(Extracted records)
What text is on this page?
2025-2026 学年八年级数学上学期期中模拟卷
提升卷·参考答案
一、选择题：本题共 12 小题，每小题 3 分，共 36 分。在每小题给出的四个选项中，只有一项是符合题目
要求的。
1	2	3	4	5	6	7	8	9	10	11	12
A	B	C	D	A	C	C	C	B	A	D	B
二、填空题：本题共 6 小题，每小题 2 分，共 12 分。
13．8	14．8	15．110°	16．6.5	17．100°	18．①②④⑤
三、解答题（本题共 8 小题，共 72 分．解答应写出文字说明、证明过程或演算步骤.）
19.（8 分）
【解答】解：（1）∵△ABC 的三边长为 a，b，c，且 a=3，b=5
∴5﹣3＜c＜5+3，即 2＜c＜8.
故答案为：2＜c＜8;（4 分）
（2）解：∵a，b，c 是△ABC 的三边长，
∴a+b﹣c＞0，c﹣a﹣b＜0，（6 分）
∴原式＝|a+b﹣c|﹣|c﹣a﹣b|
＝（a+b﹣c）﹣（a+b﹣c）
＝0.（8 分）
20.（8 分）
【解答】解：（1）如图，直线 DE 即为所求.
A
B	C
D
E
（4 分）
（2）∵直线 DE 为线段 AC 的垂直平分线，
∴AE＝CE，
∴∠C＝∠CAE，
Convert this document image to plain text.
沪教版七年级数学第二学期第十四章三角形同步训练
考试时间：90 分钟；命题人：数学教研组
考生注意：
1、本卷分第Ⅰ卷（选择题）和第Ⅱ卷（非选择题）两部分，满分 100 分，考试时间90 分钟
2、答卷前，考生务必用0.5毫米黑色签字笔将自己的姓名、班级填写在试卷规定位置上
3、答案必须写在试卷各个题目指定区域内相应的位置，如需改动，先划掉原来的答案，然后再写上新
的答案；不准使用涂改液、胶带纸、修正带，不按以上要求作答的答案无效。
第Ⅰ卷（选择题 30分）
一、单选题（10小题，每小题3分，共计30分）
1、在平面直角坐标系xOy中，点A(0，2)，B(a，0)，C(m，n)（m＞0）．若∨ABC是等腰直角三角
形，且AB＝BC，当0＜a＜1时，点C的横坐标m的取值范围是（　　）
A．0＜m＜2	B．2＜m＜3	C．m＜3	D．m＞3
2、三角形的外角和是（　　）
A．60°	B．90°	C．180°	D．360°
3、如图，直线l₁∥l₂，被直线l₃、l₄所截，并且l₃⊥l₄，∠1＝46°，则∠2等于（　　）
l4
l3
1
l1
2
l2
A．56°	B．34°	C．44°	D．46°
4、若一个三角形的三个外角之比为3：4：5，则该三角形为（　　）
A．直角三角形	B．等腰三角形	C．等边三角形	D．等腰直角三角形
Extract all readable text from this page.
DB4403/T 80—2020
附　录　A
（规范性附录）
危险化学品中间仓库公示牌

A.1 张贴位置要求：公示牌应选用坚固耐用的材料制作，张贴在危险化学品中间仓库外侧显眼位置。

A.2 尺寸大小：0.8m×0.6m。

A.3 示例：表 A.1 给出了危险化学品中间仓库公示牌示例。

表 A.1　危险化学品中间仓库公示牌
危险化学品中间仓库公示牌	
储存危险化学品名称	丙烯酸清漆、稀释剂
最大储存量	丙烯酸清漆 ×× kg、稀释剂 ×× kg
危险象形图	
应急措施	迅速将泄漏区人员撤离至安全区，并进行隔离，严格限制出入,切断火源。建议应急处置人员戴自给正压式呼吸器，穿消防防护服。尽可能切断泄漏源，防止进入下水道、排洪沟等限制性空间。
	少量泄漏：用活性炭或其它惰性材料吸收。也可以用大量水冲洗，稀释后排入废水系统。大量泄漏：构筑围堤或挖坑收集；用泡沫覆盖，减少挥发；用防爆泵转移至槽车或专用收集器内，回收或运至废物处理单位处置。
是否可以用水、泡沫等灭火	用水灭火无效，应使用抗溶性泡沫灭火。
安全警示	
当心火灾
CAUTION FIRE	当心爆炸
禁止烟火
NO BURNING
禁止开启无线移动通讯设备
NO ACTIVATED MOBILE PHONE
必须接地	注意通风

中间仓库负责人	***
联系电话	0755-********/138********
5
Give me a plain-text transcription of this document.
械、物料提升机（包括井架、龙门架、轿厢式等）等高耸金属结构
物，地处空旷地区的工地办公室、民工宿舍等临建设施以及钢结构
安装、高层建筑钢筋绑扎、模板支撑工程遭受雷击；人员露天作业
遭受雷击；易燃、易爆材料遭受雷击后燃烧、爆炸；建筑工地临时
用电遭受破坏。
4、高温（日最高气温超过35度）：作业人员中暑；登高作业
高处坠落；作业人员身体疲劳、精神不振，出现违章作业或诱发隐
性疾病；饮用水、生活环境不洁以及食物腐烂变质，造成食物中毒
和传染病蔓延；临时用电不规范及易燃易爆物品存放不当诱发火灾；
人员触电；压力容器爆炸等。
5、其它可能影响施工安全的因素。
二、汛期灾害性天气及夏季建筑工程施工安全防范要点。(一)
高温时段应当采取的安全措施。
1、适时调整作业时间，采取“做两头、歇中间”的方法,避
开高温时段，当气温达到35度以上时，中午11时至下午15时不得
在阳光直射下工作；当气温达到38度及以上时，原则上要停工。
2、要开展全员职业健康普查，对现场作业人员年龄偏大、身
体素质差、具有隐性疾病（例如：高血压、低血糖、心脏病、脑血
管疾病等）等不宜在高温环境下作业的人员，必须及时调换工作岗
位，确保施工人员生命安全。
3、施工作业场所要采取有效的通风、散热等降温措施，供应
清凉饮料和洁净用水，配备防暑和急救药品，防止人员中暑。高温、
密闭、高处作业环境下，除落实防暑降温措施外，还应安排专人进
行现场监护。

- [Your objective]
Reproduce the full listing above, character for character.

- [Right answer]
What text is on this page?
2025-2026 学年八年级数学上学期期中模拟卷
提升卷·参考答案
一、选择题：本题共 12 小题，每小题 3 分，共 36 分。在每小题给出的四个选项中，只有一项是符合题目
要求的。
1	2	3	4	5	6	7	8	9	10	11	12
A	B	C	D	A	C	C	C	B	A	D	B
二、填空题：本题共 6 小题，每小题 2 分，共 12 分。
13．8	14．8	15．110°	16．6.5	17．100°	18．①②④⑤
三、解答题（本题共 8 小题，共 72 分．解答应写出文字说明、证明过程或演算步骤.）
19.（8 分）
【解答】解：（1）∵△ABC 的三边长为 a，b，c，且 a=3，b=5
∴5﹣3＜c＜5+3，即 2＜c＜8.
故答案为：2＜c＜8;（4 分）
（2）解：∵a，b，c 是△ABC 的三边长，
∴a+b﹣c＞0，c﹣a﹣b＜0，（6 分）
∴原式＝|a+b﹣c|﹣|c﹣a﹣b|
＝（a+b﹣c）﹣（a+b﹣c）
＝0.（8 分）
20.（8 分）
【解答】解：（1）如图，直线 DE 即为所求.
A
B	C
D
E
（4 分）
（2）∵直线 DE 为线段 AC 的垂直平分线，
∴AE＝CE，
∴∠C＝∠CAE，
Convert this document image to plain text.
沪教版七年级数学第二学期第十四章三角形同步训练
考试时间：90 分钟；命题人：数学教研组
考生注意：
1、本卷分第Ⅰ卷（选择题）和第Ⅱ卷（非选择题）两部分，满分 100 分，考试时间90 分钟
2、答卷前，考生务必用0.5毫米黑色签字笔将自己的姓名、班级填写在试卷规定位置上
3、答案必须写在试卷各个题目指定区域内相应的位置，如需改动，先划掉原来的答案，然后再写上新
的答案；不准使用涂改液、胶带纸、修正带，不按以上要求作答的答案无效。
第Ⅰ卷（选择题 30分）
一、单选题（10小题，每小题3分，共计30分）
1、在平面直角坐标系xOy中，点A(0，2)，B(a，0)，C(m，n)（m＞0）．若∨ABC是等腰直角三角
形，且AB＝BC，当0＜a＜1时，点C的横坐标m的取值范围是（　　）
A．0＜m＜2	B．2＜m＜3	C．m＜3	D．m＞3
2、三角形的外角和是（　　）
A．60°	B．90°	C．180°	D．360°
3、如图，直线l₁∥l₂，被直线l₃、l₄所截，并且l₃⊥l₄，∠1＝46°，则∠2等于（　　）
l4
l3
1
l1
2
l2
A．56°	B．34°	C．44°	D．46°
4、若一个三角形的三个外角之比为3：4：5，则该三角形为（　　）
A．直角三角形	B．等腰三角形	C．等边三角形	D．等腰直角三角形
Extract all readable text from this page.
DB4403/T 80—2020
附　录　A
（规范性附录）
危险化学品中间仓库公示牌

A.1 张贴位置要求：公示牌应选用坚固耐用的材料制作，张贴在危险化学品中间仓库外侧显眼位置。

A.2 尺寸大小：0.8m×0.6m。

A.3 示例：表 A.1 给出了危险化学品中间仓库公示牌示例。

表 A.1　危险化学品中间仓库公示牌
危险化学品中间仓库公示牌	
储存危险化学品名称	丙烯酸清漆、稀释剂
最大储存量	丙烯酸清漆 ×× kg、稀释剂 ×× kg
危险象形图	
应急措施	迅速将泄漏区人员撤离至安全区，并进行隔离，严格限制出入,切断火源。建议应急处置人员戴自给正压式呼吸器，穿消防防护服。尽可能切断泄漏源，防止进入下水道、排洪沟等限制性空间。
	少量泄漏：用活性炭或其它惰性材料吸收。也可以用大量水冲洗，稀释后排入废水系统。大量泄漏：构筑围堤或挖坑收集；用泡沫覆盖，减少挥发；用防爆泵转移至槽车或专用收集器内，回收或运至废物处理单位处置。
是否可以用水、泡沫等灭火	用水灭火无效，应使用抗溶性泡沫灭火。
安全警示	
当心火灾
CAUTION FIRE	当心爆炸
禁止烟火
NO BURNING
禁止开启无线移动通讯设备
NO ACTIVATED MOBILE PHONE
必须接地	注意通风

中间仓库负责人	***
联系电话	0755-********/138********
5
Give me a plain-text transcription of this document.
械、物料提升机（包括井架、龙门架、轿厢式等）等高耸金属结构
物，地处空旷地区的工地办公室、民工宿舍等临建设施以及钢结构
安装、高层建筑钢筋绑扎、模板支撑工程遭受雷击；人员露天作业
遭受雷击；易燃、易爆材料遭受雷击后燃烧、爆炸；建筑工地临时
用电遭受破坏。
4、高温（日最高气温超过35度）：作业人员中暑；登高作业
高处坠落；作业人员身体疲劳、精神不振，出现违章作业或诱发隐
性疾病；饮用水、生活环境不洁以及食物腐烂变质，造成食物中毒
和传染病蔓延；临时用电不规范及易燃易爆物品存放不当诱发火灾；
人员触电；压力容器爆炸等。
5、其它可能影响施工安全的因素。
二、汛期灾害性天气及夏季建筑工程施工安全防范要点。(一)
高温时段应当采取的安全措施。
1、适时调整作业时间，采取“做两头、歇中间”的方法,避
开高温时段，当气温达到35度以上时，中午11时至下午15时不得
在阳光直射下工作；当气温达到38度及以上时，原则上要停工。
2、要开展全员职业健康普查，对现场作业人员年龄偏大、身
体素质差、具有隐性疾病（例如：高血压、低血糖、心脏病、脑血
管疾病等）等不宜在高温环境下作业的人员，必须及时调换工作岗
位，确保施工人员生命安全。
3、施工作业场所要采取有效的通风、散热等降温措施，供应
清凉饮料和洁净用水，配备防暑和急救药品，防止人员中暑。高温、
密闭、高处作业环境下，除落实防暑降温措施外，还应安排专人进
行现场监护。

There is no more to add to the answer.